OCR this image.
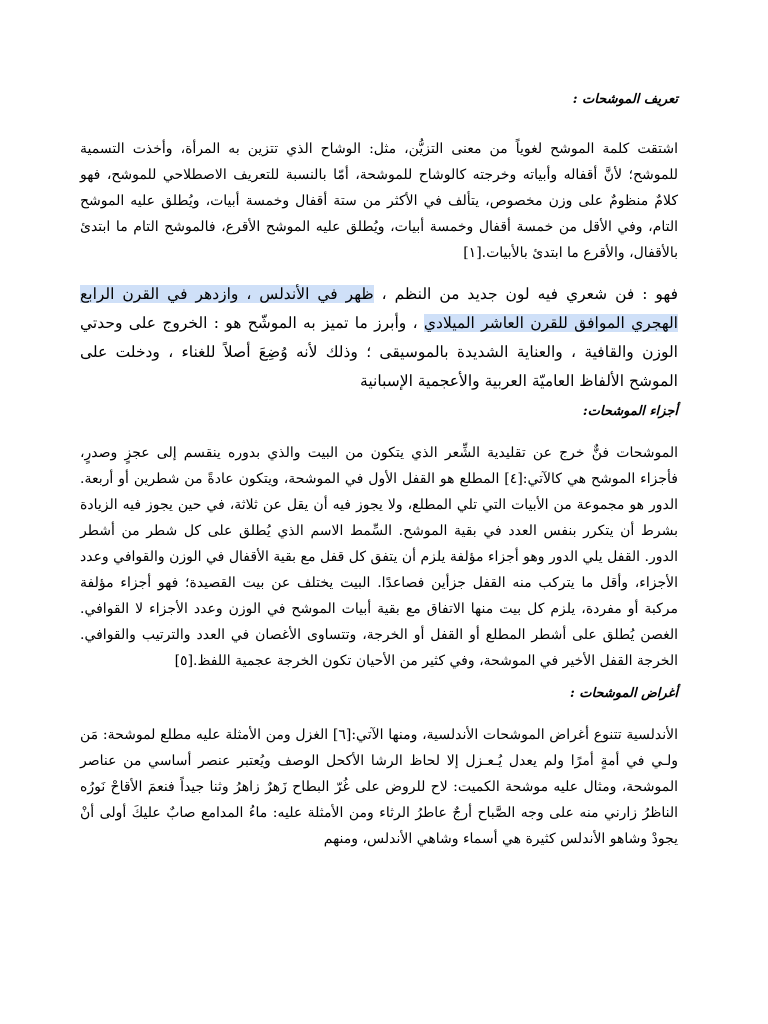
تعريف الموشحات :

اشتقت كلمة الموشح لغوياً من معنى التزيُّن، مثل: الوشاح الذي تتزين به المرأة، وأخذت التسمية للموشح؛ لأنَّ أقفاله وأبياته وخرجته كالوشاح للموشحة، أمّا بالنسبة للتعريف الاصطلاحي للموشح، فهو كلامٌ منظومٌ على وزن مخصوص، يتألف في الأكثر من ستة أقفال وخمسة أبيات، ويُطلق عليه الموشح التام، وفي الأقل من خمسة أقفال وخمسة أبيات، ويُطلق عليه الموشح الأقرع، فالموشح التام ما ابتدئ بالأقفال، والأقرع ما ابتدئ بالأبيات.[١]

فهو : فن شعري فيه لون جديد من النظم ، ظهر في الأندلس ، وازدهر في القرن الرابع الهجري الموافق للقرن العاشر الميلادي ، وأبرز ما تميز به الموشّح هو : الخروج على وحدتي الوزن والقافية ، والعناية الشديدة بالموسيقى ؛ وذلك لأنه وُضِعَ أصلاً للغناء ، ودخلت على الموشح الألفاظ العاميّة العربية والأعجمية الإسبانية

أجزاء الموشحات:

الموشحات فنٌّ خرج عن تقليدية الشِّعر الذي يتكون من البيت والذي بدوره ينقسم إلى عجزٍ وصدرٍ، فأجزاء الموشح هي كالآتي:[٤] المطلع هو القفل الأول في الموشحة، ويتكون عادةً من شطرين أو أربعة. الدور هو مجموعة من الأبيات التي تلي المطلع، ولا يجوز فيه أن يقل عن ثلاثة، في حين يجوز فيه الزيادة بشرط أن يتكرر بنفس العدد في بقية الموشح. السِّمط الاسم الذي يُطلق على كل شطر من أشطر الدور. القفل يلي الدور وهو أجزاء مؤلفة يلزم أن يتفق كل قفل مع بقية الأقفال في الوزن والقوافي وعدد الأجزاء، وأقل ما يتركب منه القفل جزأين فصاعدًا. البيت يختلف عن بيت القصيدة؛ فهو أجزاء مؤلفة مركبة أو مفردة، يلزم كل بيت منها الاتفاق مع بقية أبيات الموشح في الوزن وعدد الأجزاء لا القوافي. الغصن يُطلق على أشطر المطلع أو القفل أو الخرجة، وتتساوى الأغصان في العدد والترتيب والقوافي. الخرجة القفل الأخير في الموشحة، وفي كثير من الأحيان تكون الخرجة عجمية اللفظ.[٥]

أغراض الموشحات :

الأندلسية تتنوع أغراض الموشحات الأندلسية، ومنها الآتي:[٦] الغزل ومن الأمثلة عليه مطلع لموشحة: مَن ولـي في أمةٍ أمرًا ولم يعدل يُـعـزل إلا لحاظ الرشا الأكحل الوصف ويُعتبر عنصر أساسي من عناصر الموشحة، ومثال عليه موشحة الكميت: لاح للروض على غُرّ البطاح زَهرٌ زاهرُ وثنا جيداً فنعمَ الأقاحْ نَورُه الناظرُ زارني منه على وجه الصَّباح أرجٌ عاطرُ الرثاء ومن الأمثلة عليه: ماءُ المدامع صابٌ عليكَ أولى أنْ يجودْ وشاهو الأندلس كثيرة هي أسماء وشاهي الأندلس، ومنهم
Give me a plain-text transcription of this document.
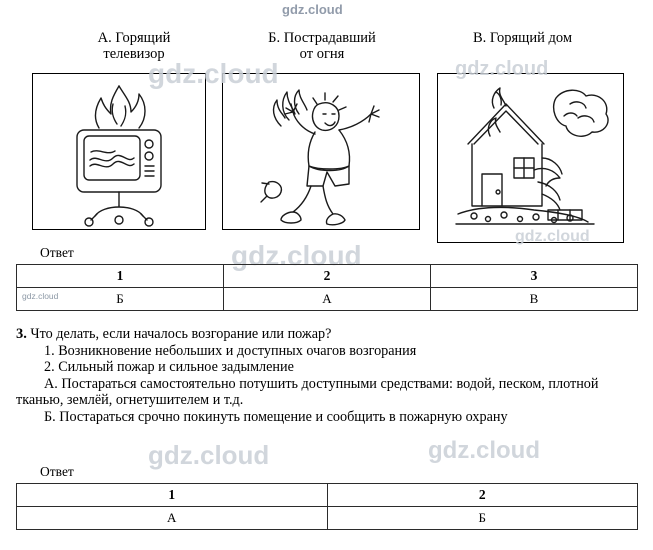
gdz.cloud
А. Горящий
телевизор
Б. Пострадавший
от огня
В. Горящий дом
gdz.cloud	gdz.cloud
gdz.cloud
gdz.cloud
Ответ
1	2	3
Б	А	В
gdz.cloud
3. Что делать, если началось возгорание или пожар?
1. Возникновение небольших и доступных очагов возгорания
2. Сильный пожар и сильное задымление
А. Постараться самостоятельно потушить доступными средствами: водой, песком, плотной тканью, землёй, огнетушителем и т.д.
Б. Постараться срочно покинуть помещение и сообщить в пожарную охрану
gdz.cloud	gdz.cloud
Ответ
1	2
А	Б
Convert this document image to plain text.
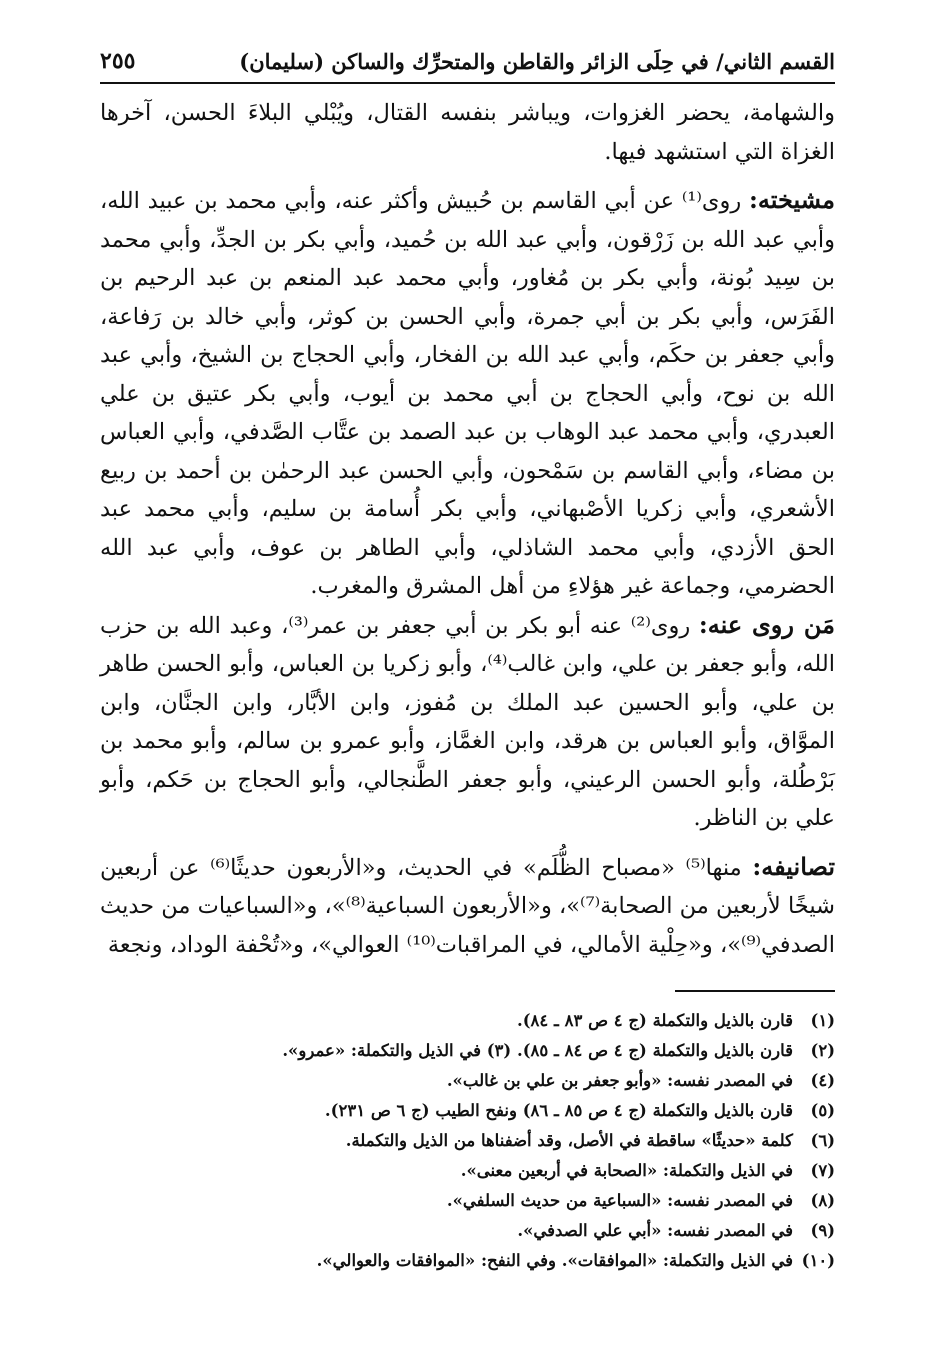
القسم الثاني/ في حِلَى الزائر والقاطن والمتحرِّك والساكن (سليمان)
٢٥٥

والشهامة، يحضر الغزوات، ويباشر بنفسه القتال، ويُبْلي البلاءَ الحسن، آخرها الغزاة التي استشهد فيها.

مشيخته: روى⁽¹⁾ عن أبي القاسم بن حُبيش وأكثر عنه، وأبي محمد بن عبيد الله، وأبي عبد الله بن زَرْقون، وأبي عبد الله بن حُميد، وأبي بكر بن الجدِّ، وأبي محمد بن سِيد بُونة، وأبي بكر بن مُغاور، وأبي محمد عبد المنعم بن عبد الرحيم بن الفَرَس، وأبي بكر بن أبي جمرة، وأبي الحسن بن كوثر، وأبي خالد بن رَفاعة، وأبي جعفر بن حكَم، وأبي عبد الله بن الفخار، وأبي الحجاج بن الشيخ، وأبي عبد الله بن نوح، وأبي الحجاج بن أبي محمد بن أيوب، وأبي بكر عتيق بن علي العبدري، وأبي محمد عبد الوهاب بن عبد الصمد بن عتَّاب الصَّدفي، وأبي العباس بن مضاء، وأبي القاسم بن سَمْحون، وأبي الحسن عبد الرحمٰن بن أحمد بن ربيع الأشعري، وأبي زكريا الأصْبهاني، وأبي بكر أُسامة بن سليم، وأبي محمد عبد الحق الأزدي، وأبي محمد الشاذلي، وأبي الطاهر بن عوف، وأبي عبد الله الحضرمي، وجماعة غير هؤلاءِ من أهل المشرق والمغرب.

مَن روى عنه: روى⁽²⁾ عنه أبو بكر بن أبي جعفر بن عمر⁽³⁾، وعبد الله بن حزب الله، وأبو جعفر بن علي، وابن غالب⁽⁴⁾، وأبو زكريا بن العباس، وأبو الحسن طاهر بن علي، وأبو الحسين عبد الملك بن مُفوز، وابن الأبَّار، وابن الجنَّان، وابن الموَّاق، وأبو العباس بن هرقد، وابن الغمَّاز، وأبو عمرو بن سالم، وأبو محمد بن بَرْطُلة، وأبو الحسن الرعيني، وأبو جعفر الطَّنجالي، وأبو الحجاج بن حَكم، وأبو علي بن الناظر.

تصانيفه: منها⁽⁵⁾ «مصباح الظُّلَم» في الحديث، و«الأربعون حديثًا⁽⁶⁾ عن أربعين شيخًا لأربعين من الصحابة⁽⁷⁾»، و«الأربعون السباعية⁽⁸⁾»، و«السباعيات من حديث الصدفي⁽⁹⁾»، و«حِلْية الأمالي، في المراقبات⁽¹⁰⁾ العوالي»، و«تُحْفة الوداد، ونجعة

(١)
قارن بالذيل والتكملة (ج ٤ ص ٨٣ ـ ٨٤).
(٢)
قارن بالذيل والتكملة (ج ٤ ص ٨٤ ـ ٨٥). (٣) في الذيل والتكملة: «عمرو».
(٤)
في المصدر نفسه: «وأبو جعفر بن علي بن غالب».
(٥)
قارن بالذيل والتكملة (ج ٤ ص ٨٥ ـ ٨٦) ونفح الطيب (ج ٦ ص ٢٣١).
(٦)
كلمة «حديثًا» ساقطة في الأصل، وقد أضفناها من الذيل والتكملة.
(٧)
في الذيل والتكملة: «الصحابة في أربعين معنى».
(٨)
في المصدر نفسه: «السباعية من حديث السلفي».
(٩)
في المصدر نفسه: «أبي علي الصدفي».
(١٠)
في الذيل والتكملة: «الموافقات». وفي النفح: «الموافقات والعوالي».
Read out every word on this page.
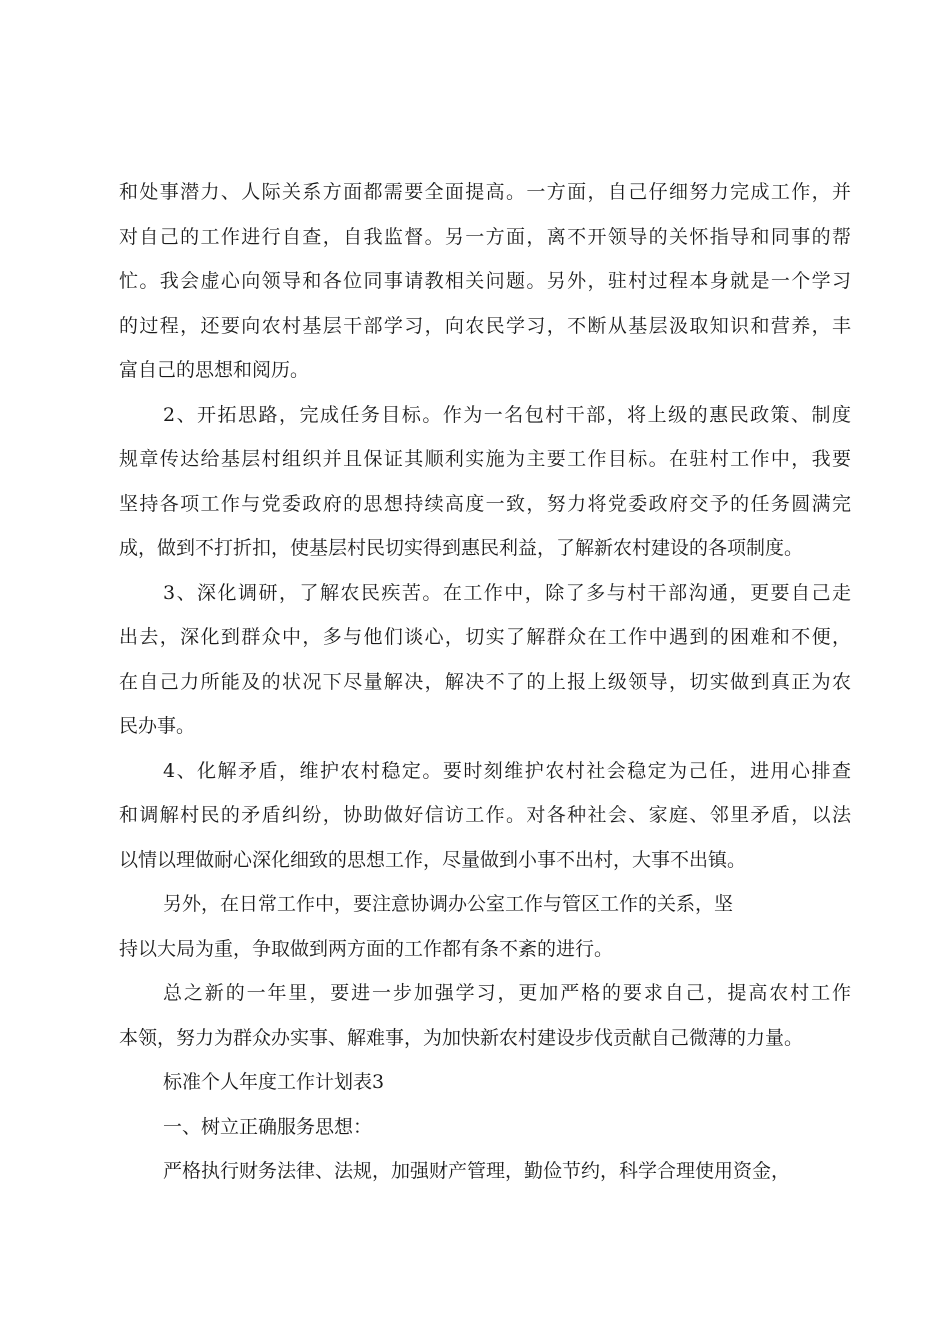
和处事潜力、人际关系方面都需要全面提高。一方面，自己仔细努力完成工作，并
对自己的工作进行自查，自我监督。另一方面，离不开领导的关怀指导和同事的帮
忙。我会虚心向领导和各位同事请教相关问题。另外，驻村过程本身就是一个学习
的过程，还要向农村基层干部学习，向农民学习，不断从基层汲取知识和营养，丰
富自己的思想和阅历。
2、开拓思路，完成任务目标。作为一名包村干部，将上级的惠民政策、制度
规章传达给基层村组织并且保证其顺利实施为主要工作目标。在驻村工作中，我要
坚持各项工作与党委政府的思想持续高度一致，努力将党委政府交予的任务圆满完
成，做到不打折扣，使基层村民切实得到惠民利益，了解新农村建设的各项制度。
3、深化调研，了解农民疾苦。在工作中，除了多与村干部沟通，更要自己走
出去，深化到群众中，多与他们谈心，切实了解群众在工作中遇到的困难和不便，
在自己力所能及的状况下尽量解决，解决不了的上报上级领导，切实做到真正为农
民办事。
4、化解矛盾，维护农村稳定。要时刻维护农村社会稳定为己任，进用心排查
和调解村民的矛盾纠纷，协助做好信访工作。对各种社会、家庭、邻里矛盾，以法
以情以理做耐心深化细致的思想工作，尽量做到小事不出村，大事不出镇。
另外，在日常工作中，要注意协调办公室工作与管区工作的关系，坚
持以大局为重，争取做到两方面的工作都有条不紊的进行。
总之新的一年里，要进一步加强学习，更加严格的要求自己，提高农村工作
本领，努力为群众办实事、解难事，为加快新农村建设步伐贡献自己微薄的力量。
标准个人年度工作计划表3
一、树立正确服务思想：
严格执行财务法律、法规，加强财产管理，勤俭节约，科学合理使用资金，
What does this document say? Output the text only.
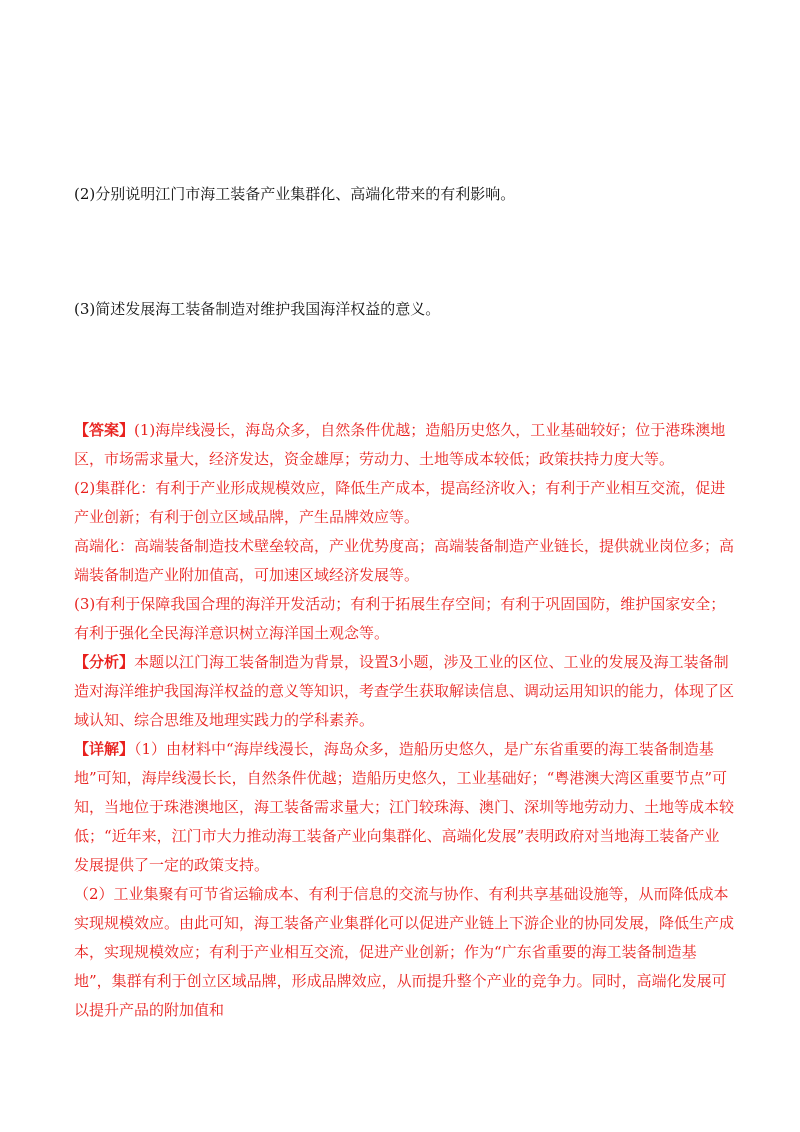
(2)分别说明江门市海工装备产业集群化、高端化带来的有利影响。
(3)简述发展海工装备制造对维护我国海洋权益的意义。

【答案】(1)海岸线漫长，海岛众多，自然条件优越；造船历史悠久，工业基础较好；位于港珠澳地区，市场需求量大，经济发达，资金雄厚；劳动力、土地等成本较低；政策扶持力度大等。

(2)集群化：有利于产业形成规模效应，降低生产成本，提高经济收入；有利于产业相互交流，促进产业创新；有利于创立区域品牌，产生品牌效应等。

高端化：高端装备制造技术壁垒较高，产业优势度高；高端装备制造产业链长，提供就业岗位多；高端装备制造产业附加值高，可加速区域经济发展等。

(3)有利于保障我国合理的海洋开发活动；有利于拓展生存空间；有利于巩固国防，维护国家安全；有利于强化全民海洋意识树立海洋国土观念等。

【分析】本题以江门海工装备制造为背景，设置3小题，涉及工业的区位、工业的发展及海工装备制造对海洋维护我国海洋权益的意义等知识，考查学生获取解读信息、调动运用知识的能力，体现了区域认知、综合思维及地理实践力的学科素养。

【详解】（1）由材料中“海岸线漫长，海岛众多，造船历史悠久，是广东省重要的海工装备制造基地”可知，海岸线漫长长，自然条件优越；造船历史悠久，工业基础好；“粤港澳大湾区重要节点”可知，当地位于珠港澳地区，海工装备需求量大；江门较珠海、澳门、深圳等地劳动力、土地等成本较低；“近年来，江门市大力推动海工装备产业向集群化、高端化发展”表明政府对当地海工装备产业发展提供了一定的政策支持。

（2）工业集聚有可节省运输成本、有利于信息的交流与协作、有利共享基础设施等，从而降低成本实现规模效应。由此可知，海工装备产业集群化可以促进产业链上下游企业的协同发展，降低生产成本，实现规模效应；有利于产业相互交流，促进产业创新；作为“广东省重要的海工装备制造基地”，集群有利于创立区域品牌，形成品牌效应，从而提升整个产业的竞争力。同时，高端化发展可以提升产品的附加值和
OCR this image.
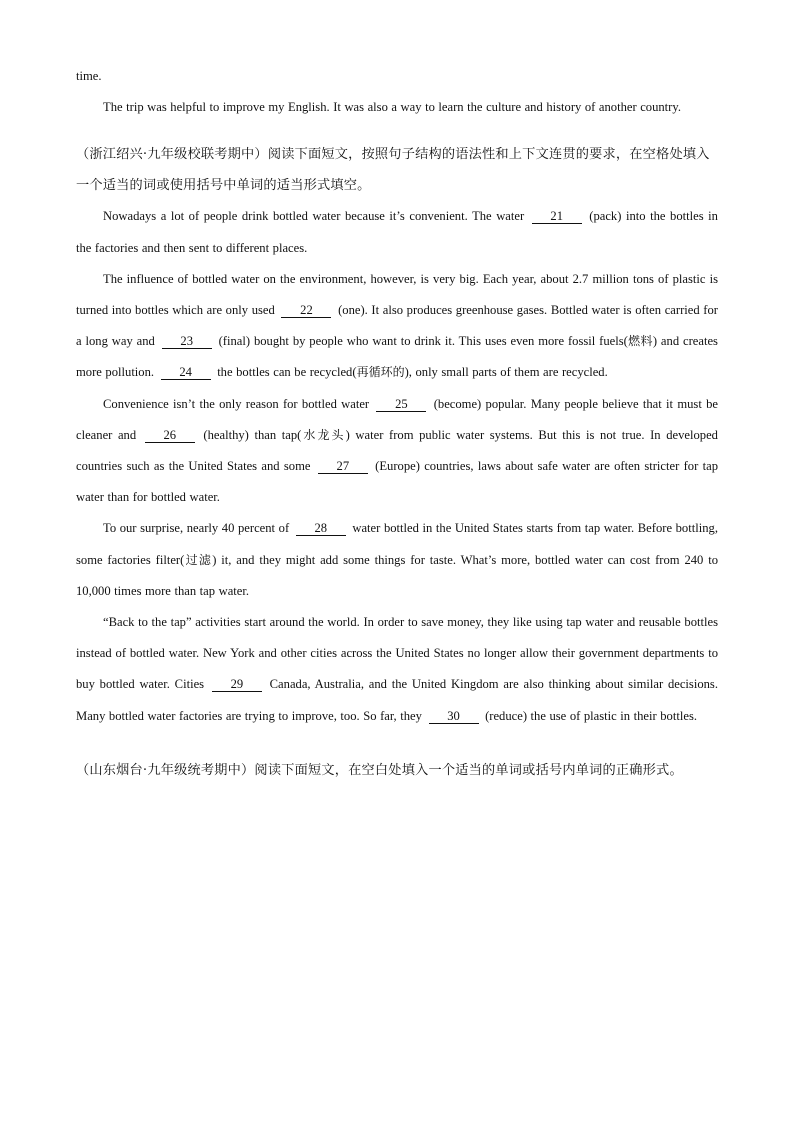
time.

The trip was helpful to improve my English. It was also a way to learn the culture and history of another country.

（浙江绍兴·九年级校联考期中）阅读下面短文，按照句子结构的语法性和上下文连贯的要求，在空格处填入一个适当的词或使用括号中单词的适当形式填空。

Nowadays a lot of people drink bottled water because it’s convenient. The water 21 (pack) into the bottles in the factories and then sent to different places.

The influence of bottled water on the environment, however, is very big. Each year, about 2.7 million tons of plastic is turned into bottles which are only used 22 (one). It also produces greenhouse gases. Bottled water is often carried for a long way and 23 (final) bought by people who want to drink it. This uses even more fossil fuels(燃料) and creates more pollution. 24 the bottles can be recycled(再循环的), only small parts of them are recycled.

Convenience isn’t the only reason for bottled water 25 (become) popular. Many people believe that it must be cleaner and 26 (healthy) than tap(水龙头) water from public water systems. But this is not true. In developed countries such as the United States and some 27 (Europe) countries, laws about safe water are often stricter for tap water than for bottled water.

To our surprise, nearly 40 percent of 28 water bottled in the United States starts from tap water. Before bottling, some factories filter(过滤) it, and they might add some things for taste. What’s more, bottled water can cost from 240 to 10,000 times more than tap water.

“Back to the tap” activities start around the world. In order to save money, they like using tap water and reusable bottles instead of bottled water. New York and other cities across the United States no longer allow their government departments to buy bottled water. Cities 29 Canada, Australia, and the United Kingdom are also thinking about similar decisions. Many bottled water factories are trying to improve, too. So far, they 30 (reduce) the use of plastic in their bottles.

（山东烟台·九年级统考期中）阅读下面短文，在空白处填入一个适当的单词或括号内单词的正确形式。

· · · · · · ·

INSTRUCTION
Copy every line of the records above that contains "海岛众多".

TASK OUTPUT
【答案】(1)海岸线漫长，海岛众多，自然条件优越；造船历史悠久，工业基础较好；位于港珠澳地区，市场需求量大，经济发达，资金雄厚；劳动力、土地等成本较低；政策扶持力度大等。
【详解】（1）由材料中“海岸线漫长，海岛众多，造船历史悠久，是广东省重要的海工装备制造基地”可知，海岸线漫长长，自然条件优越；造船历史悠久，工业基础好；“粤港澳大湾区重要节点”可知，当地位于珠港澳地区，海工装备需求量大；江门较珠海、澳门、深圳等地劳动力、土地等成本较低；“近年来，江门市大力推动海工装备产业向集群化、高端化发展”表明政府对当地海工装备产业发展提供了一定的政策支持。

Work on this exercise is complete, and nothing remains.